Given request: Give every line of the material again, exactly as written.

Raw records:
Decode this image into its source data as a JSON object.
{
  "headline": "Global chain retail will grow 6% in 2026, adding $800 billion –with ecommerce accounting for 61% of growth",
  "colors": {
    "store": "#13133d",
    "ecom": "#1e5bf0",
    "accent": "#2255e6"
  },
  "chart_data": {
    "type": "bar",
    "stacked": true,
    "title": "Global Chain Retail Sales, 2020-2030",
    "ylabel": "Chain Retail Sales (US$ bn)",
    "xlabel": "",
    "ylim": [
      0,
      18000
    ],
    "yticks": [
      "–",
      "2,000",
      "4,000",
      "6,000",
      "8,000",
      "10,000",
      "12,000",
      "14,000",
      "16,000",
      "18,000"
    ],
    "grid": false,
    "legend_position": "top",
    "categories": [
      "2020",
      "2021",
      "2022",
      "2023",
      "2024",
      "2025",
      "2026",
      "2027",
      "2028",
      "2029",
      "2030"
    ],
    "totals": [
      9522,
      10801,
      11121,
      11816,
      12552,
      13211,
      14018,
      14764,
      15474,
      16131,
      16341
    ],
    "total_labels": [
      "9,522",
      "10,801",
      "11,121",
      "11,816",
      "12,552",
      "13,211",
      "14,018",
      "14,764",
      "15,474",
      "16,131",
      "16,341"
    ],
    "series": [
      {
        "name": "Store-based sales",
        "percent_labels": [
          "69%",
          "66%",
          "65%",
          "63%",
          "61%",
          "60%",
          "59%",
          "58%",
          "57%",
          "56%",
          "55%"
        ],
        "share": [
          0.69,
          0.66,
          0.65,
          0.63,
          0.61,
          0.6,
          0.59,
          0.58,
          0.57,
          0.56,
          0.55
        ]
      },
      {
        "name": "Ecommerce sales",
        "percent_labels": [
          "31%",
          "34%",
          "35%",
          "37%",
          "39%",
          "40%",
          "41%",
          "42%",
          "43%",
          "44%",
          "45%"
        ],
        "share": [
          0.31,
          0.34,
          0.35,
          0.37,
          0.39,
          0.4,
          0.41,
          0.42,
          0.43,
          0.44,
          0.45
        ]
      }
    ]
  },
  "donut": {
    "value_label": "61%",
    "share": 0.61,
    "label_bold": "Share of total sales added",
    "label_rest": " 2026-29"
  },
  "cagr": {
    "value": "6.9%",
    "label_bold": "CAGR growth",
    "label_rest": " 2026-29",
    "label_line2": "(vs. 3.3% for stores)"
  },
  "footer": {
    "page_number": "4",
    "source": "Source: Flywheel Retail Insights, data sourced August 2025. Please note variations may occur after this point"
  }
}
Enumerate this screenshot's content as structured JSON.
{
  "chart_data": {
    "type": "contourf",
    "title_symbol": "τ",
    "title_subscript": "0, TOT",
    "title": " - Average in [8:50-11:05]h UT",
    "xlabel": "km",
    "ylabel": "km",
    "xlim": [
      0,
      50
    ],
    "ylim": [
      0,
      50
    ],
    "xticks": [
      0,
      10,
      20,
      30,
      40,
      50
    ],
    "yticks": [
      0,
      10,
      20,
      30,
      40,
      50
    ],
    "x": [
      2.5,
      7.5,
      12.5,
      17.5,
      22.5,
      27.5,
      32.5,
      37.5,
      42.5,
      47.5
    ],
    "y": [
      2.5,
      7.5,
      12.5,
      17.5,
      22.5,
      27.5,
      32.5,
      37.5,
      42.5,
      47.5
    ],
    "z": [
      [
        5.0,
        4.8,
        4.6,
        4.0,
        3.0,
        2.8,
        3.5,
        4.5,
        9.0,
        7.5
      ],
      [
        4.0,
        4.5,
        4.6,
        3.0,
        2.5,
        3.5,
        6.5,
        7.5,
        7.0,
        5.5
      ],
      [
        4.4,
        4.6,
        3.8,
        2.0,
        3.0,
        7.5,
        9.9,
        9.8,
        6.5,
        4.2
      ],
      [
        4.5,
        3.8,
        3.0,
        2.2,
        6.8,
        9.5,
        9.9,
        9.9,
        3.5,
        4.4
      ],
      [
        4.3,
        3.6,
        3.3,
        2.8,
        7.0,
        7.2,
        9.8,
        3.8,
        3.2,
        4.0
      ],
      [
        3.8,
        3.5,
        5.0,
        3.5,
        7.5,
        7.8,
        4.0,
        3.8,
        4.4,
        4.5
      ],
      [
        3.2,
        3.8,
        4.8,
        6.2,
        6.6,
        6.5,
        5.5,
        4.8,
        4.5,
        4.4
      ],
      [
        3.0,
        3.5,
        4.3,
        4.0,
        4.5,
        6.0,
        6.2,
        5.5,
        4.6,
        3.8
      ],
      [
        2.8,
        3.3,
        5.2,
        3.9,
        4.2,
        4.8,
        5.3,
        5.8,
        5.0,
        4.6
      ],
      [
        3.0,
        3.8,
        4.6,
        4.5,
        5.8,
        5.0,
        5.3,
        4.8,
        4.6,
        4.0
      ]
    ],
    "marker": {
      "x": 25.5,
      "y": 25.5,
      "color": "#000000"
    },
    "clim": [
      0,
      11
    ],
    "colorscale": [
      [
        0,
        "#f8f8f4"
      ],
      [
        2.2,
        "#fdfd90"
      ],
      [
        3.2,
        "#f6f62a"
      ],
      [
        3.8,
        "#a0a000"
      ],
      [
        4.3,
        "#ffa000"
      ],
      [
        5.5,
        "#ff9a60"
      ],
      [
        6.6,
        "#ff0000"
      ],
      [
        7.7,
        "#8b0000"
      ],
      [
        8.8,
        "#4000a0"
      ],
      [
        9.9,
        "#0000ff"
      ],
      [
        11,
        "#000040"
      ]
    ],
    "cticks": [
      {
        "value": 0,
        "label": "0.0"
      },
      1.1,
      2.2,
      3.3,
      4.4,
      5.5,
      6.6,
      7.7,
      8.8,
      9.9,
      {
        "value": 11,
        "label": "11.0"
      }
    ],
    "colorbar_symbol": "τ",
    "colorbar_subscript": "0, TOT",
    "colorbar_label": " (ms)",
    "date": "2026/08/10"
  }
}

The solution:
Decode this image into its source data as a JSON object.
{
  "headline": "Global chain retail will grow 6% in 2026, adding $800 billion –with ecommerce accounting for 61% of growth",
  "colors": {
    "store": "#13133d",
    "ecom": "#1e5bf0",
    "accent": "#2255e6"
  },
  "chart_data": {
    "type": "bar",
    "stacked": true,
    "title": "Global Chain Retail Sales, 2020-2030",
    "ylabel": "Chain Retail Sales (US$ bn)",
    "xlabel": "",
    "ylim": [
      0,
      18000
    ],
    "yticks": [
      "–",
      "2,000",
      "4,000",
      "6,000",
      "8,000",
      "10,000",
      "12,000",
      "14,000",
      "16,000",
      "18,000"
    ],
    "grid": false,
    "legend_position": "top",
    "categories": [
      "2020",
      "2021",
      "2022",
      "2023",
      "2024",
      "2025",
      "2026",
      "2027",
      "2028",
      "2029",
      "2030"
    ],
    "totals": [
      9522,
      10801,
      11121,
      11816,
      12552,
      13211,
      14018,
      14764,
      15474,
      16131,
      16341
    ],
    "total_labels": [
      "9,522",
      "10,801",
      "11,121",
      "11,816",
      "12,552",
      "13,211",
      "14,018",
      "14,764",
      "15,474",
      "16,131",
      "16,341"
    ],
    "series": [
      {
        "name": "Store-based sales",
        "percent_labels": [
          "69%",
          "66%",
          "65%",
          "63%",
          "61%",
          "60%",
          "59%",
          "58%",
          "57%",
          "56%",
          "55%"
        ],
        "share": [
          0.69,
          0.66,
          0.65,
          0.63,
          0.61,
          0.6,
          0.59,
          0.58,
          0.57,
          0.56,
          0.55
        ]
      },
      {
        "name": "Ecommerce sales",
        "percent_labels": [
          "31%",
          "34%",
          "35%",
          "37%",
          "39%",
          "40%",
          "41%",
          "42%",
          "43%",
          "44%",
          "45%"
        ],
        "share": [
          0.31,
          0.34,
          0.35,
          0.37,
          0.39,
          0.4,
          0.41,
          0.42,
          0.43,
          0.44,
          0.45
        ]
      }
    ]
  },
  "donut": {
    "value_label": "61%",
    "share": 0.61,
    "label_bold": "Share of total sales added",
    "label_rest": " 2026-29"
  },
  "cagr": {
    "value": "6.9%",
    "label_bold": "CAGR growth",
    "label_rest": " 2026-29",
    "label_line2": "(vs. 3.3% for stores)"
  },
  "footer": {
    "page_number": "4",
    "source": "Source: Flywheel Retail Insights, data sourced August 2025. Please note variations may occur after this point"
  }
}
Enumerate this screenshot's content as structured JSON.
{
  "chart_data": {
    "type": "contourf",
    "title_symbol": "τ",
    "title_subscript": "0, TOT",
    "title": " - Average in [8:50-11:05]h UT",
    "xlabel": "km",
    "ylabel": "km",
    "xlim": [
      0,
      50
    ],
    "ylim": [
      0,
      50
    ],
    "xticks": [
      0,
      10,
      20,
      30,
      40,
      50
    ],
    "yticks": [
      0,
      10,
      20,
      30,
      40,
      50
    ],
    "x": [
      2.5,
      7.5,
      12.5,
      17.5,
      22.5,
      27.5,
      32.5,
      37.5,
      42.5,
      47.5
    ],
    "y": [
      2.5,
      7.5,
      12.5,
      17.5,
      22.5,
      27.5,
      32.5,
      37.5,
      42.5,
      47.5
    ],
    "z": [
      [
        5.0,
        4.8,
        4.6,
        4.0,
        3.0,
        2.8,
        3.5,
        4.5,
        9.0,
        7.5
      ],
      [
        4.0,
        4.5,
        4.6,
        3.0,
        2.5,
        3.5,
        6.5,
        7.5,
        7.0,
        5.5
      ],
      [
        4.4,
        4.6,
        3.8,
        2.0,
        3.0,
        7.5,
        9.9,
        9.8,
        6.5,
        4.2
      ],
      [
        4.5,
        3.8,
        3.0,
        2.2,
        6.8,
        9.5,
        9.9,
        9.9,
        3.5,
        4.4
      ],
      [
        4.3,
        3.6,
        3.3,
        2.8,
        7.0,
        7.2,
        9.8,
        3.8,
        3.2,
        4.0
      ],
      [
        3.8,
        3.5,
        5.0,
        3.5,
        7.5,
        7.8,
        4.0,
        3.8,
        4.4,
        4.5
      ],
      [
        3.2,
        3.8,
        4.8,
        6.2,
        6.6,
        6.5,
        5.5,
        4.8,
        4.5,
        4.4
      ],
      [
        3.0,
        3.5,
        4.3,
        4.0,
        4.5,
        6.0,
        6.2,
        5.5,
        4.6,
        3.8
      ],
      [
        2.8,
        3.3,
        5.2,
        3.9,
        4.2,
        4.8,
        5.3,
        5.8,
        5.0,
        4.6
      ],
      [
        3.0,
        3.8,
        4.6,
        4.5,
        5.8,
        5.0,
        5.3,
        4.8,
        4.6,
        4.0
      ]
    ],
    "marker": {
      "x": 25.5,
      "y": 25.5,
      "color": "#000000"
    },
    "clim": [
      0,
      11
    ],
    "colorscale": [
      [
        0,
        "#f8f8f4"
      ],
      [
        2.2,
        "#fdfd90"
      ],
      [
        3.2,
        "#f6f62a"
      ],
      [
        3.8,
        "#a0a000"
      ],
      [
        4.3,
        "#ffa000"
      ],
      [
        5.5,
        "#ff9a60"
      ],
      [
        6.6,
        "#ff0000"
      ],
      [
        7.7,
        "#8b0000"
      ],
      [
        8.8,
        "#4000a0"
      ],
      [
        9.9,
        "#0000ff"
      ],
      [
        11,
        "#000040"
      ]
    ],
    "cticks": [
      {
        "value": 0,
        "label": "0.0"
      },
      1.1,
      2.2,
      3.3,
      4.4,
      5.5,
      6.6,
      7.7,
      8.8,
      9.9,
      {
        "value": 11,
        "label": "11.0"
      }
    ],
    "colorbar_symbol": "τ",
    "colorbar_subscript": "0, TOT",
    "colorbar_label": " (ms)",
    "date": "2026/08/10"
  }
}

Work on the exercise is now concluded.